TASK DESCRIPTION - Give the number of lines in the data that hold the word "titulariser", and nothing else.

Part of a data file:
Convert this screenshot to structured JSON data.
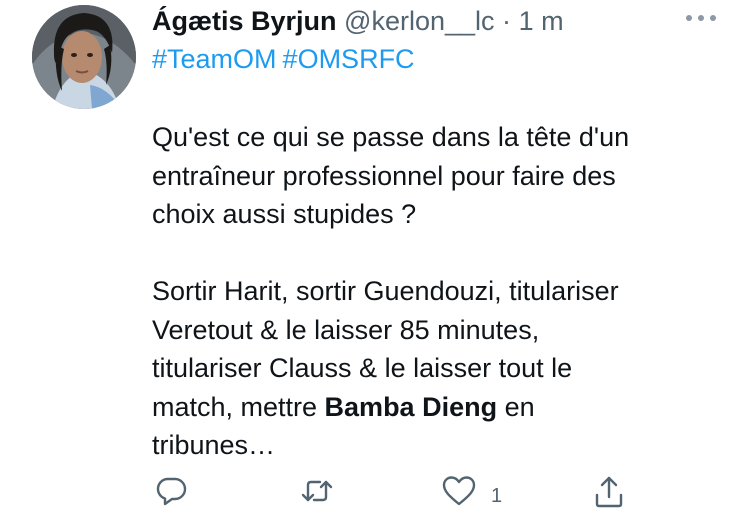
{
  "tweet": {
    "author_name": "Ágætis Byrjun",
    "handle": "@kerlon__lc",
    "separator": "·",
    "time": "1 m",
    "hashtags": [
      "#TeamOM",
      "#OMSRFC"
    ],
    "paragraph1": [
      "Qu'est ce qui se passe dans la tête d'un",
      "entraîneur professionnel pour faire des",
      "choix aussi stupides ?"
    ],
    "paragraph2": {
      "line1": "Sortir Harit, sortir Guendouzi, titulariser",
      "line2": "Veretout & le laisser 85 minutes,",
      "line3": "titulariser Clauss & le laisser tout le",
      "line4_before": "match, mettre ",
      "line4_bold": "Bamba Dieng",
      "line4_after": " en",
      "line5": "tribunes…"
    },
    "like_count": "1"
  },
  "icons": {
    "more": "more-dots-icon",
    "reply": "reply-icon",
    "retweet": "retweet-icon",
    "like": "heart-icon",
    "share": "share-icon"
  },
  "colors": {
    "text": "#0f1419",
    "secondary": "#536471",
    "link": "#1d9bf0",
    "background": "#ffffff"
  }
}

FINAL RESULT - 2